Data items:
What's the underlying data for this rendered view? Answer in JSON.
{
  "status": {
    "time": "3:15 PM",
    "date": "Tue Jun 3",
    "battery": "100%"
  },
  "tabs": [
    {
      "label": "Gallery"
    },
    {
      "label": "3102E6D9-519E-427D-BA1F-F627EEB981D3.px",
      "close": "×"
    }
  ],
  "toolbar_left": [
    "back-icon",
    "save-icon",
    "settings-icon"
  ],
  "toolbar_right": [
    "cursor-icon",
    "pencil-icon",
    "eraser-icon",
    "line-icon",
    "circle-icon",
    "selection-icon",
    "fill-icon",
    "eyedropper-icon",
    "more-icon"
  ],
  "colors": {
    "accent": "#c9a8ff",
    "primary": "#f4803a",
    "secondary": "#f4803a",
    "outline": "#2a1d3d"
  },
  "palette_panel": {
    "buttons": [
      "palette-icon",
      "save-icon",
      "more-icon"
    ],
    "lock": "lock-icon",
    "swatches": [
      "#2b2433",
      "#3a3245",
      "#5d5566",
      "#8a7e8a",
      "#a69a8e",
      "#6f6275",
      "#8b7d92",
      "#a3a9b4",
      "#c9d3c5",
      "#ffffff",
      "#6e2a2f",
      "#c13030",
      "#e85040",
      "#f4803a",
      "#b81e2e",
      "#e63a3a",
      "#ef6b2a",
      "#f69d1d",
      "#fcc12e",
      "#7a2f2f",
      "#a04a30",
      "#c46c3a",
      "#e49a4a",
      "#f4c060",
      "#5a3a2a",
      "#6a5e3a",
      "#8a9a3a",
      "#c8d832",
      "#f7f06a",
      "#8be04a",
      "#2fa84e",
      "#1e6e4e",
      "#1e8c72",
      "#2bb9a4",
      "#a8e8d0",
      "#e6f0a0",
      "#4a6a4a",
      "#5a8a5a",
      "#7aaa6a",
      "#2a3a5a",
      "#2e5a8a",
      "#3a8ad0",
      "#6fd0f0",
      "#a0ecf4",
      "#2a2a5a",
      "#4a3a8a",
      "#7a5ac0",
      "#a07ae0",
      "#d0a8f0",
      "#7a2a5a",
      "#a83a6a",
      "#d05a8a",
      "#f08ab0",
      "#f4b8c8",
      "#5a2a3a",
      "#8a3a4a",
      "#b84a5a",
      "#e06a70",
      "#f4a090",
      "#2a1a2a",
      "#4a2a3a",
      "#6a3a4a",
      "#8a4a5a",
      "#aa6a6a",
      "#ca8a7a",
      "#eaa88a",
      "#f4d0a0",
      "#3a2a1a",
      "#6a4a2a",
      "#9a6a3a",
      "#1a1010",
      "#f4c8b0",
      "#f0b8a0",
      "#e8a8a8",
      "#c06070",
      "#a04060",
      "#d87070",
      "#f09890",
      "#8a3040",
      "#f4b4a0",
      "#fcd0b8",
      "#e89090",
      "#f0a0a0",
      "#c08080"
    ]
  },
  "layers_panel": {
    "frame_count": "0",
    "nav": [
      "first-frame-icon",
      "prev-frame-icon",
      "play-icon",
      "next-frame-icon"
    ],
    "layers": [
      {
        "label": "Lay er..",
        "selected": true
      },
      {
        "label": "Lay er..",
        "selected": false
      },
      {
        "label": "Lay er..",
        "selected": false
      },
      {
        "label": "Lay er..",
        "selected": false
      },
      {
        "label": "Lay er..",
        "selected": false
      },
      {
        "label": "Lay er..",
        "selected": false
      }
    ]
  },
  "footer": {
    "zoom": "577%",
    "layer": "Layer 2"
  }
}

GOAL> Return each line of the data exactly as written above.

ANSWER TO THIS PROBLEM>
What's the underlying data for this rendered view? Answer in JSON.
{
  "status": {
    "time": "3:15 PM",
    "date": "Tue Jun 3",
    "battery": "100%"
  },
  "tabs": [
    {
      "label": "Gallery"
    },
    {
      "label": "3102E6D9-519E-427D-BA1F-F627EEB981D3.px",
      "close": "×"
    }
  ],
  "toolbar_left": [
    "back-icon",
    "save-icon",
    "settings-icon"
  ],
  "toolbar_right": [
    "cursor-icon",
    "pencil-icon",
    "eraser-icon",
    "line-icon",
    "circle-icon",
    "selection-icon",
    "fill-icon",
    "eyedropper-icon",
    "more-icon"
  ],
  "colors": {
    "accent": "#c9a8ff",
    "primary": "#f4803a",
    "secondary": "#f4803a",
    "outline": "#2a1d3d"
  },
  "palette_panel": {
    "buttons": [
      "palette-icon",
      "save-icon",
      "more-icon"
    ],
    "lock": "lock-icon",
    "swatches": [
      "#2b2433",
      "#3a3245",
      "#5d5566",
      "#8a7e8a",
      "#a69a8e",
      "#6f6275",
      "#8b7d92",
      "#a3a9b4",
      "#c9d3c5",
      "#ffffff",
      "#6e2a2f",
      "#c13030",
      "#e85040",
      "#f4803a",
      "#b81e2e",
      "#e63a3a",
      "#ef6b2a",
      "#f69d1d",
      "#fcc12e",
      "#7a2f2f",
      "#a04a30",
      "#c46c3a",
      "#e49a4a",
      "#f4c060",
      "#5a3a2a",
      "#6a5e3a",
      "#8a9a3a",
      "#c8d832",
      "#f7f06a",
      "#8be04a",
      "#2fa84e",
      "#1e6e4e",
      "#1e8c72",
      "#2bb9a4",
      "#a8e8d0",
      "#e6f0a0",
      "#4a6a4a",
      "#5a8a5a",
      "#7aaa6a",
      "#2a3a5a",
      "#2e5a8a",
      "#3a8ad0",
      "#6fd0f0",
      "#a0ecf4",
      "#2a2a5a",
      "#4a3a8a",
      "#7a5ac0",
      "#a07ae0",
      "#d0a8f0",
      "#7a2a5a",
      "#a83a6a",
      "#d05a8a",
      "#f08ab0",
      "#f4b8c8",
      "#5a2a3a",
      "#8a3a4a",
      "#b84a5a",
      "#e06a70",
      "#f4a090",
      "#2a1a2a",
      "#4a2a3a",
      "#6a3a4a",
      "#8a4a5a",
      "#aa6a6a",
      "#ca8a7a",
      "#eaa88a",
      "#f4d0a0",
      "#3a2a1a",
      "#6a4a2a",
      "#9a6a3a",
      "#1a1010",
      "#f4c8b0",
      "#f0b8a0",
      "#e8a8a8",
      "#c06070",
      "#a04060",
      "#d87070",
      "#f09890",
      "#8a3040",
      "#f4b4a0",
      "#fcd0b8",
      "#e89090",
      "#f0a0a0",
      "#c08080"
    ]
  },
  "layers_panel": {
    "frame_count": "0",
    "nav": [
      "first-frame-icon",
      "prev-frame-icon",
      "play-icon",
      "next-frame-icon"
    ],
    "layers": [
      {
        "label": "Lay er..",
        "selected": true
      },
      {
        "label": "Lay er..",
        "selected": false
      },
      {
        "label": "Lay er..",
        "selected": false
      },
      {
        "label": "Lay er..",
        "selected": false
      },
      {
        "label": "Lay er..",
        "selected": false
      },
      {
        "label": "Lay er..",
        "selected": false
      }
    ]
  },
  "footer": {
    "zoom": "577%",
    "layer": "Layer 2"
  }
}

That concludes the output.